== RECORDED DATA ==

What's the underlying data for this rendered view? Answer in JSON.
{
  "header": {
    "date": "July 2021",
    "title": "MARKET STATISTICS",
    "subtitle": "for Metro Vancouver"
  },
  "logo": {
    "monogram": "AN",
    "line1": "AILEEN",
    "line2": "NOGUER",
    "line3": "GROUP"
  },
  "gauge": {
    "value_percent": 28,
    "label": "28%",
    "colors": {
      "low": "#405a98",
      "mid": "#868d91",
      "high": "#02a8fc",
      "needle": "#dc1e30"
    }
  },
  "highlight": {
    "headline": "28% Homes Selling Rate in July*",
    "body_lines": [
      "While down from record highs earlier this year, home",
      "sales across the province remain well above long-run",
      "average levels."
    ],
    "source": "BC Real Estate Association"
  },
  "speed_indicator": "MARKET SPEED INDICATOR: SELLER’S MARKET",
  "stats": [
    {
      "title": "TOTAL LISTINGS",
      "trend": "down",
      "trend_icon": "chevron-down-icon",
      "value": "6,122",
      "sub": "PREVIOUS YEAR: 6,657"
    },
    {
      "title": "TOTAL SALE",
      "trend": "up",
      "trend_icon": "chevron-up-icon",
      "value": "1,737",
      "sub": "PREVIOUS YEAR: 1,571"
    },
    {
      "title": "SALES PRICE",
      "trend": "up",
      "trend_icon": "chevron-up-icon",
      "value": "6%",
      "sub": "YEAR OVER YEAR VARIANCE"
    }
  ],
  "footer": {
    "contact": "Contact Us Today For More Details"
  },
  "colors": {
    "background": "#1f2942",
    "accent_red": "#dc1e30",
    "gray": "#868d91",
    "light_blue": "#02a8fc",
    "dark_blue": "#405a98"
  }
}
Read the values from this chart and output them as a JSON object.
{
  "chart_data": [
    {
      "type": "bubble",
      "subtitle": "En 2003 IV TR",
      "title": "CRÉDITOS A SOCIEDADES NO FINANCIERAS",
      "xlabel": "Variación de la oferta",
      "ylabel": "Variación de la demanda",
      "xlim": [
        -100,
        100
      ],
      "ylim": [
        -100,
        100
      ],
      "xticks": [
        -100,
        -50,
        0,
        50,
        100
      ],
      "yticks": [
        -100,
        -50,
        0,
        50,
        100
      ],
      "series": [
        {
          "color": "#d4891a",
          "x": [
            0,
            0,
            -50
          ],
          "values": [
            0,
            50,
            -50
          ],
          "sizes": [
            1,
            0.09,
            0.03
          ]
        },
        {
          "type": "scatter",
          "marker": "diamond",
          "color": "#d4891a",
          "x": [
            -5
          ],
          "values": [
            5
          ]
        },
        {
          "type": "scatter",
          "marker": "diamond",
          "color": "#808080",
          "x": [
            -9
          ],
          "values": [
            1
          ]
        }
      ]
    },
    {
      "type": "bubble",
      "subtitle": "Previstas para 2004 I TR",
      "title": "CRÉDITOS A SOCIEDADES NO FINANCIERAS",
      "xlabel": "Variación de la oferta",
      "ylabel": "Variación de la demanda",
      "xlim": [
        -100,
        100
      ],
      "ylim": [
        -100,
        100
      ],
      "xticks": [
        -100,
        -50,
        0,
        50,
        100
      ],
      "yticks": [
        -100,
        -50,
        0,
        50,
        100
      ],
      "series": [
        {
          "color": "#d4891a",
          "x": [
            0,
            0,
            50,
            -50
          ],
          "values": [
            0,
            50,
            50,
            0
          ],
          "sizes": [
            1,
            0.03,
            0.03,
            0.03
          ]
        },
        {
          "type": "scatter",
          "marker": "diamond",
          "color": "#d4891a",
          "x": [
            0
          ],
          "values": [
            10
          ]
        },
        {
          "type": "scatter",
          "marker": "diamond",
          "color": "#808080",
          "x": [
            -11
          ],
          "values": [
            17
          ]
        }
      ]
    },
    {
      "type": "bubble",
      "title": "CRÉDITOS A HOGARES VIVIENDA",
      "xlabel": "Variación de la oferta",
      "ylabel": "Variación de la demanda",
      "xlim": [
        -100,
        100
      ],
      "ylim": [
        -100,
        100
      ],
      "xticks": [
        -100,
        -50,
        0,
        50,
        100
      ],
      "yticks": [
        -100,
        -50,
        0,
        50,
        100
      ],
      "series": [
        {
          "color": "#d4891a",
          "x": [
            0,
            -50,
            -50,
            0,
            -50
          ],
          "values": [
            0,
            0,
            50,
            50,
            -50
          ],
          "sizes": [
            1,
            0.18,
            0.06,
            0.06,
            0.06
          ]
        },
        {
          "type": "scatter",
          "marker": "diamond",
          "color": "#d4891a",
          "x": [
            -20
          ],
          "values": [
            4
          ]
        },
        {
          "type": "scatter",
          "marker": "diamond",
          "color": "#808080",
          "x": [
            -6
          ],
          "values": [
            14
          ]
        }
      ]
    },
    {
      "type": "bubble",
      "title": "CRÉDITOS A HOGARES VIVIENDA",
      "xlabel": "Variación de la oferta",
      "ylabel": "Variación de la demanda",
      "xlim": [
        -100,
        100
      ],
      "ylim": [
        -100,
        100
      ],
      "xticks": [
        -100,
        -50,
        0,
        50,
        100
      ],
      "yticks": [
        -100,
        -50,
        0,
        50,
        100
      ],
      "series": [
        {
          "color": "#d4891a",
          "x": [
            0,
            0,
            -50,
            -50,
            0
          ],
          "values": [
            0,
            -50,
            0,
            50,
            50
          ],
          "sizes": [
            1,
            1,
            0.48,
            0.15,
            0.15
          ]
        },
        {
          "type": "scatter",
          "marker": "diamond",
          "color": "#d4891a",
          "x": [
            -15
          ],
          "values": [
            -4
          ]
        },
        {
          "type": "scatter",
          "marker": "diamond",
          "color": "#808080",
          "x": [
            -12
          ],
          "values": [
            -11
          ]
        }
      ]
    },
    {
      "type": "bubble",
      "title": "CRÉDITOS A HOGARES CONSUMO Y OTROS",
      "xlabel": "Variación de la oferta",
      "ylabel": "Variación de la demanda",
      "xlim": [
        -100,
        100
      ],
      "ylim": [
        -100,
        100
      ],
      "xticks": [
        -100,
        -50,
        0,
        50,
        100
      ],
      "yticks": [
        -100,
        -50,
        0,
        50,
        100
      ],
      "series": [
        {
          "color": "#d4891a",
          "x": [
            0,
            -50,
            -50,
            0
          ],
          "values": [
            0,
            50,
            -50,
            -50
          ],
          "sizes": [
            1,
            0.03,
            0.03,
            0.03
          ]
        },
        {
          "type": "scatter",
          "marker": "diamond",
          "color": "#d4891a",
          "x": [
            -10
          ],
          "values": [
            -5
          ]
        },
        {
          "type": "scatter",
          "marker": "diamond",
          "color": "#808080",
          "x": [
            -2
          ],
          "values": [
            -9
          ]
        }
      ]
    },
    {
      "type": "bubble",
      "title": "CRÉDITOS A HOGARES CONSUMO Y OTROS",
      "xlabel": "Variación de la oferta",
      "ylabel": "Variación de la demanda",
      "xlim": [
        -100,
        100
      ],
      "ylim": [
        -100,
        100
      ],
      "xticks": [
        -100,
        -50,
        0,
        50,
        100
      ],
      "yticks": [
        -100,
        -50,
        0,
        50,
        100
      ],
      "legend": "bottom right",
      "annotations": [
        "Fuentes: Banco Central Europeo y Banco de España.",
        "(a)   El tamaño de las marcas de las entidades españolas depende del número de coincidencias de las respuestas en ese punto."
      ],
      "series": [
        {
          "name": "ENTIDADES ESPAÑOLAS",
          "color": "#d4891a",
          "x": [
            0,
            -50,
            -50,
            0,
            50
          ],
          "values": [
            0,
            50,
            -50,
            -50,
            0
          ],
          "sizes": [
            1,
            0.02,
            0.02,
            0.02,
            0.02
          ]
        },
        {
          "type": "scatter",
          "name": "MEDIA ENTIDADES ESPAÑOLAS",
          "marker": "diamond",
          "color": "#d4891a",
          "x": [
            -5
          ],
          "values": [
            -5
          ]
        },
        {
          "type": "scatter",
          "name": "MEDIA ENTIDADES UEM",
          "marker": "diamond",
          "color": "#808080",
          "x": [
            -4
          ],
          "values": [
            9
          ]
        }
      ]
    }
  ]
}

== YOUR INSTRUCTIONS ==
Give every line of the material that includes the string "July".

== RESPONSE TO THE TASK ==
    "date": "July 2021",
    "headline": "28% Homes Selling Rate in July*",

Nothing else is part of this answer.